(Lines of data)
^^^^^^^^^^^^^^^^
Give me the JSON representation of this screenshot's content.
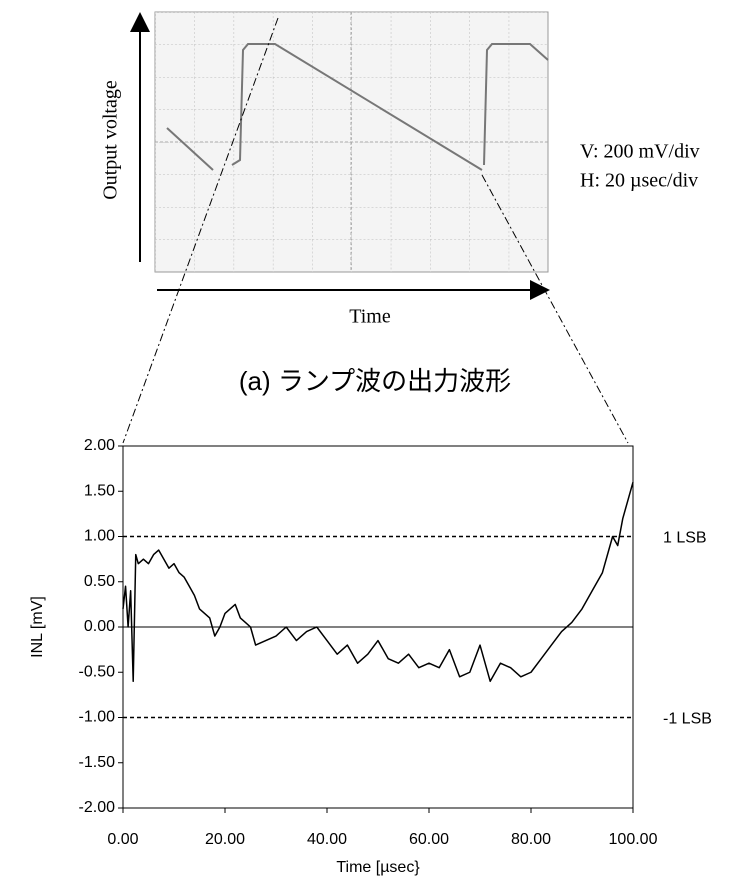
{
  "figure_a": {
    "y_label": "Output voltage",
    "x_label": "Time",
    "scale_notes": [
      "V: 200 mV/div",
      "H: 20 µsec/div"
    ],
    "caption": "(a) ランプ波の出力波形"
  },
  "chart_data": {
    "type": "line",
    "x_label": "Time [µsec}",
    "y_label": "INL [mV]",
    "color": "#000000",
    "x": [
      0,
      0.5,
      1,
      1.5,
      2,
      2.5,
      3,
      4,
      5,
      6,
      7,
      8,
      9,
      10,
      11,
      12,
      13,
      14,
      15,
      16,
      17,
      18,
      19,
      20,
      21,
      22,
      23,
      24,
      25,
      26,
      28,
      30,
      32,
      34,
      36,
      38,
      40,
      42,
      44,
      46,
      48,
      50,
      52,
      54,
      56,
      58,
      60,
      62,
      64,
      66,
      68,
      70,
      72,
      74,
      76,
      78,
      80,
      82,
      84,
      86,
      88,
      90,
      92,
      94,
      96,
      97,
      98,
      99,
      100
    ],
    "values": [
      0.2,
      0.45,
      0.0,
      0.4,
      -0.6,
      0.8,
      0.7,
      0.75,
      0.7,
      0.8,
      0.85,
      0.75,
      0.65,
      0.7,
      0.6,
      0.55,
      0.45,
      0.35,
      0.2,
      0.15,
      0.1,
      -0.1,
      0.0,
      0.15,
      0.2,
      0.25,
      0.1,
      0.05,
      0.0,
      -0.2,
      -0.15,
      -0.1,
      0.0,
      -0.15,
      -0.05,
      0.0,
      -0.15,
      -0.3,
      -0.2,
      -0.4,
      -0.3,
      -0.15,
      -0.35,
      -0.4,
      -0.3,
      -0.45,
      -0.4,
      -0.45,
      -0.25,
      -0.55,
      -0.5,
      -0.2,
      -0.6,
      -0.4,
      -0.45,
      -0.55,
      -0.5,
      -0.35,
      -0.2,
      -0.05,
      0.05,
      0.2,
      0.4,
      0.6,
      1.0,
      0.9,
      1.2,
      1.4,
      1.6
    ],
    "xlim": [
      0,
      100
    ],
    "ylim": [
      -2,
      2
    ],
    "xticks": [
      {
        "value": 0,
        "label": "0.00"
      },
      {
        "value": 20,
        "label": "20.00"
      },
      {
        "value": 40,
        "label": "40.00"
      },
      {
        "value": 60,
        "label": "60.00"
      },
      {
        "value": 80,
        "label": "80.00"
      },
      {
        "value": 100,
        "label": "100.00"
      }
    ],
    "yticks": [
      {
        "value": -2,
        "label": "-2.00"
      },
      {
        "value": -1.5,
        "label": "-1.50"
      },
      {
        "value": -1,
        "label": "-1.00"
      },
      {
        "value": -0.5,
        "label": "-0.50"
      },
      {
        "value": 0,
        "label": "0.00"
      },
      {
        "value": 0.5,
        "label": "0.50"
      },
      {
        "value": 1,
        "label": "1.00"
      },
      {
        "value": 1.5,
        "label": "1.50"
      },
      {
        "value": 2,
        "label": "2.00"
      }
    ],
    "reference_lines": [
      {
        "value": 1,
        "label": "1 LSB"
      },
      {
        "value": -1,
        "label": "-1 LSB"
      }
    ],
    "grid": false
  }
}
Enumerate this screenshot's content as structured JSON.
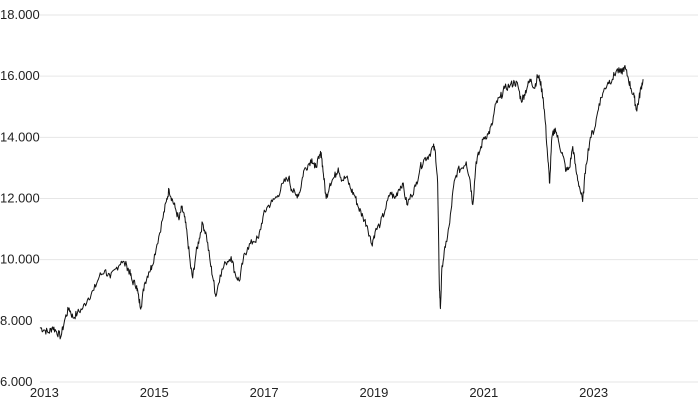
^^^^^^^^^^^^^^^^
> [YOUR TASK]: Exactly reproduce each record, leaving out any pictures.

> [RESPONSE FOR THIS EXERCISE]:
Give me the JSON representation of this screenshot's content.
{
  "figure_a": {
    "y_label": "Output voltage",
    "x_label": "Time",
    "scale_notes": [
      "V: 200 mV/div",
      "H: 20 µsec/div"
    ],
    "caption": "(a) ランプ波の出力波形"
  },
  "chart_data": {
    "type": "line",
    "x_label": "Time [µsec}",
    "y_label": "INL [mV]",
    "color": "#000000",
    "x": [
      0,
      0.5,
      1,
      1.5,
      2,
      2.5,
      3,
      4,
      5,
      6,
      7,
      8,
      9,
      10,
      11,
      12,
      13,
      14,
      15,
      16,
      17,
      18,
      19,
      20,
      21,
      22,
      23,
      24,
      25,
      26,
      28,
      30,
      32,
      34,
      36,
      38,
      40,
      42,
      44,
      46,
      48,
      50,
      52,
      54,
      56,
      58,
      60,
      62,
      64,
      66,
      68,
      70,
      72,
      74,
      76,
      78,
      80,
      82,
      84,
      86,
      88,
      90,
      92,
      94,
      96,
      97,
      98,
      99,
      100
    ],
    "values": [
      0.2,
      0.45,
      0.0,
      0.4,
      -0.6,
      0.8,
      0.7,
      0.75,
      0.7,
      0.8,
      0.85,
      0.75,
      0.65,
      0.7,
      0.6,
      0.55,
      0.45,
      0.35,
      0.2,
      0.15,
      0.1,
      -0.1,
      0.0,
      0.15,
      0.2,
      0.25,
      0.1,
      0.05,
      0.0,
      -0.2,
      -0.15,
      -0.1,
      0.0,
      -0.15,
      -0.05,
      0.0,
      -0.15,
      -0.3,
      -0.2,
      -0.4,
      -0.3,
      -0.15,
      -0.35,
      -0.4,
      -0.3,
      -0.45,
      -0.4,
      -0.45,
      -0.25,
      -0.55,
      -0.5,
      -0.2,
      -0.6,
      -0.4,
      -0.45,
      -0.55,
      -0.5,
      -0.35,
      -0.2,
      -0.05,
      0.05,
      0.2,
      0.4,
      0.6,
      1.0,
      0.9,
      1.2,
      1.4,
      1.6
    ],
    "xlim": [
      0,
      100
    ],
    "ylim": [
      -2,
      2
    ],
    "xticks": [
      {
        "value": 0,
        "label": "0.00"
      },
      {
        "value": 20,
        "label": "20.00"
      },
      {
        "value": 40,
        "label": "40.00"
      },
      {
        "value": 60,
        "label": "60.00"
      },
      {
        "value": 80,
        "label": "80.00"
      },
      {
        "value": 100,
        "label": "100.00"
      }
    ],
    "yticks": [
      {
        "value": -2,
        "label": "-2.00"
      },
      {
        "value": -1.5,
        "label": "-1.50"
      },
      {
        "value": -1,
        "label": "-1.00"
      },
      {
        "value": -0.5,
        "label": "-0.50"
      },
      {
        "value": 0,
        "label": "0.00"
      },
      {
        "value": 0.5,
        "label": "0.50"
      },
      {
        "value": 1,
        "label": "1.00"
      },
      {
        "value": 1.5,
        "label": "1.50"
      },
      {
        "value": 2,
        "label": "2.00"
      }
    ],
    "reference_lines": [
      {
        "value": 1,
        "label": "1 LSB"
      },
      {
        "value": -1,
        "label": "-1 LSB"
      }
    ],
    "grid": false
  }
}
Enumerate this screenshot's content as structured JSON.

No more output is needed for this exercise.